• _Exercise directions_
Gather each line in the entries that includes the string "della".

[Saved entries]
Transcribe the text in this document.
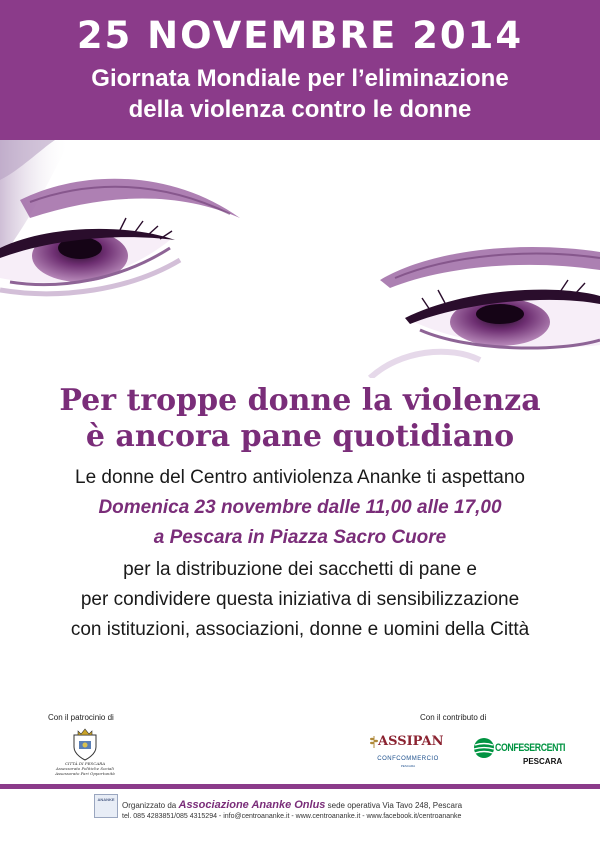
25 NOVEMBRE 2014
Giornata Mondiale per l’eliminazione
della violenza contro le donne
Per troppe donne la violenza
è ancora pane quotidiano
Le donne del Centro antiviolenza Ananke ti aspettano
Domenica 23 novembre dalle 11,00 alle 17,00
a Pescara in Piazza Sacro Cuore
per la distribuzione dei sacchetti di pane e
per condividere questa iniziativa di sensibilizzazione
con istituzioni, associazioni, donne e uomini della Città
Con il patrocinio di	Con il contributo di
CITTÀ DI PESCARA
Assessorato Politiche Sociali
Assessorato Pari Opportunità
ASSIPAN
CONFCOMMERCIO
PESCARA
CONFESERCENTI
PESCARA
ANANKE
Organizzato da Associazione Ananke Onlus sede operativa Via Tavo 248, Pescara
tel. 085 4283851/085 4315294 - info@centroananke.it - www.centroananke.it - www.facebook.it/centroananke
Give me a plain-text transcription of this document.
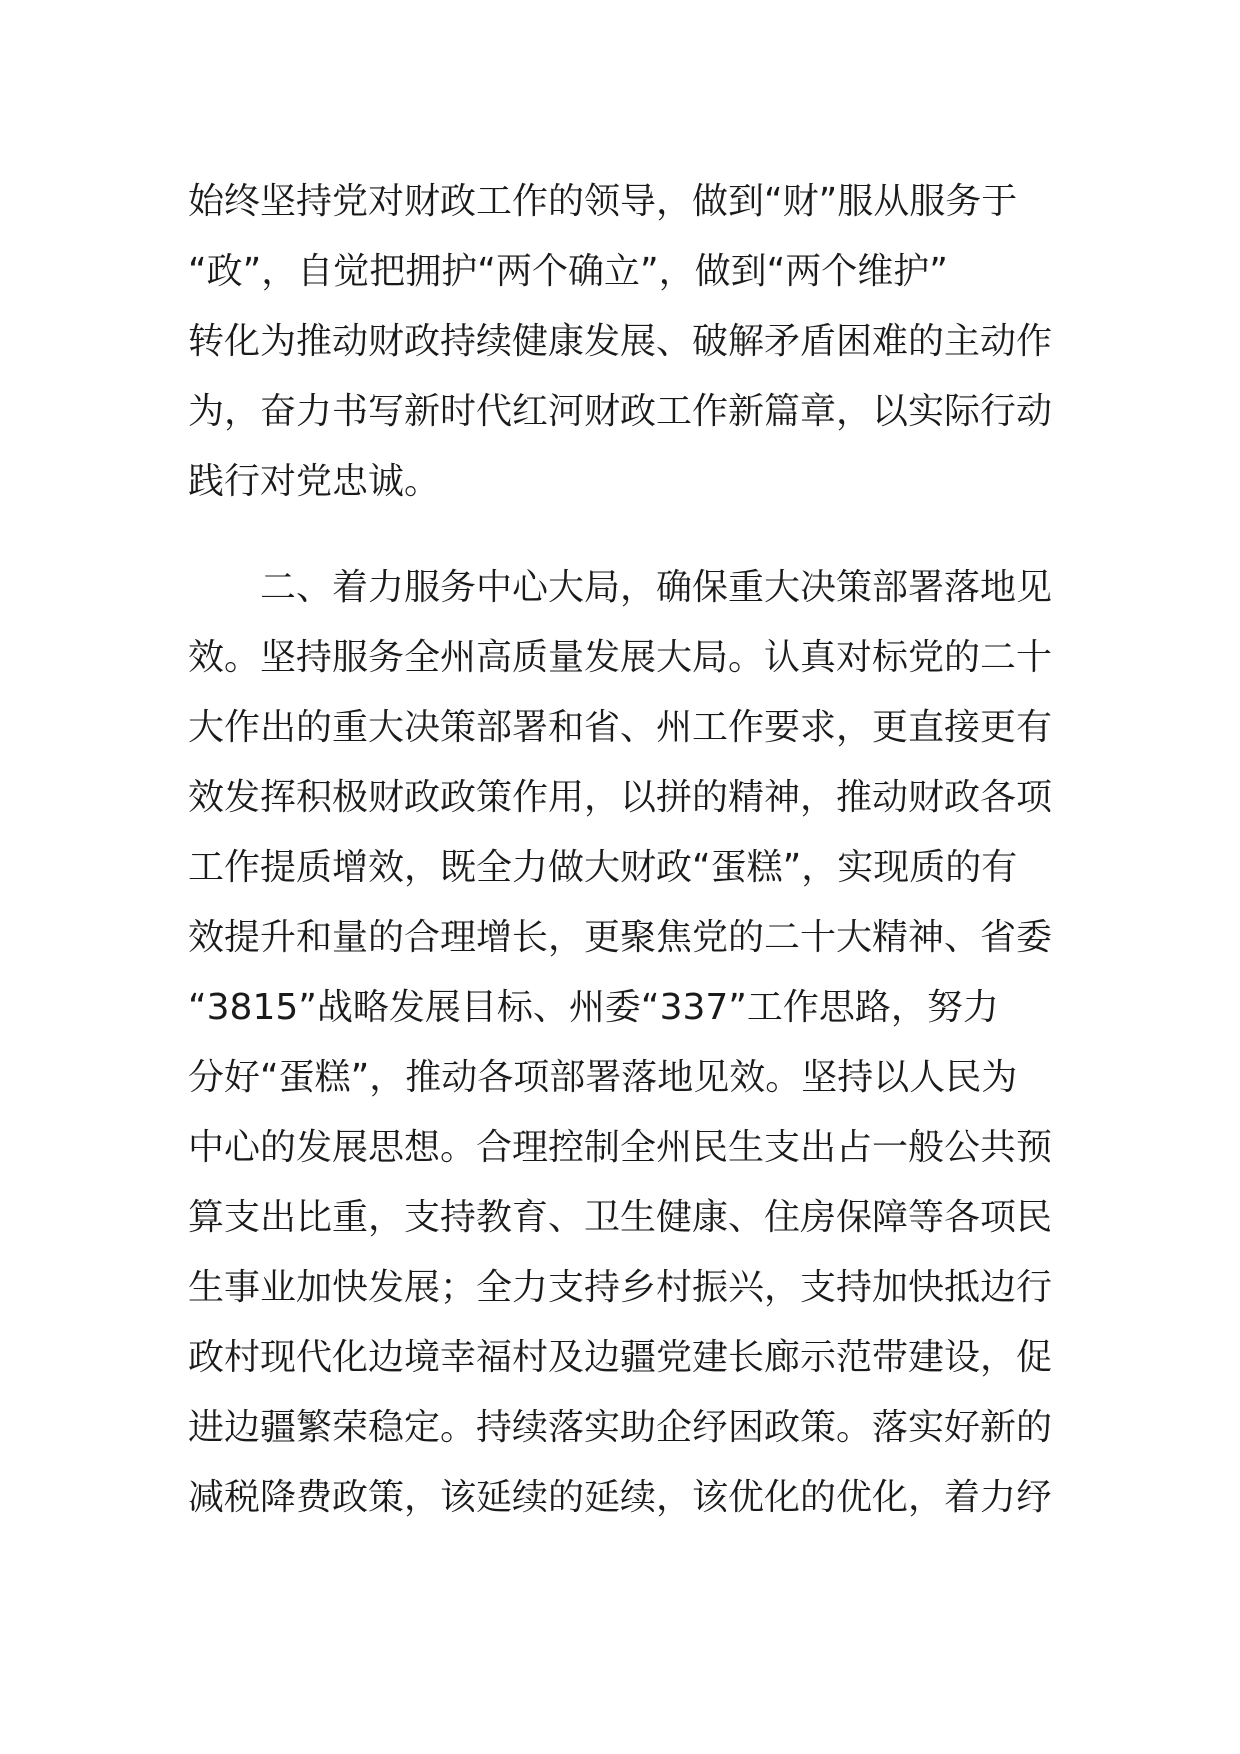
始终坚持党对财政工作的领导，做到“财”服从服务于
“政”，自觉把拥护“两个确立”，做到“两个维护”
转化为推动财政持续健康发展、破解矛盾困难的主动作
为，奋力书写新时代红河财政工作新篇章，以实际行动
践行对党忠诚。
二、着力服务中心大局，确保重大决策部署落地见
效。坚持服务全州高质量发展大局。认真对标党的二十
大作出的重大决策部署和省、州工作要求，更直接更有
效发挥积极财政政策作用，以拼的精神，推动财政各项
工作提质增效，既全力做大财政“蛋糕”，实现质的有
效提升和量的合理增长，更聚焦党的二十大精神、省委
“3815”战略发展目标、州委“337”工作思路，努力
分好“蛋糕”，推动各项部署落地见效。坚持以人民为
中心的发展思想。合理控制全州民生支出占一般公共预
算支出比重，支持教育、卫生健康、住房保障等各项民
生事业加快发展；全力支持乡村振兴，支持加快抵边行
政村现代化边境幸福村及边疆党建长廊示范带建设，促
进边疆繁荣稳定。持续落实助企纾困政策。落实好新的
减税降费政策，该延续的延续，该优化的优化，着力纾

• _Output for this task_
della violenza contro le donne
con istituzioni, associazioni, donne e uomini della Città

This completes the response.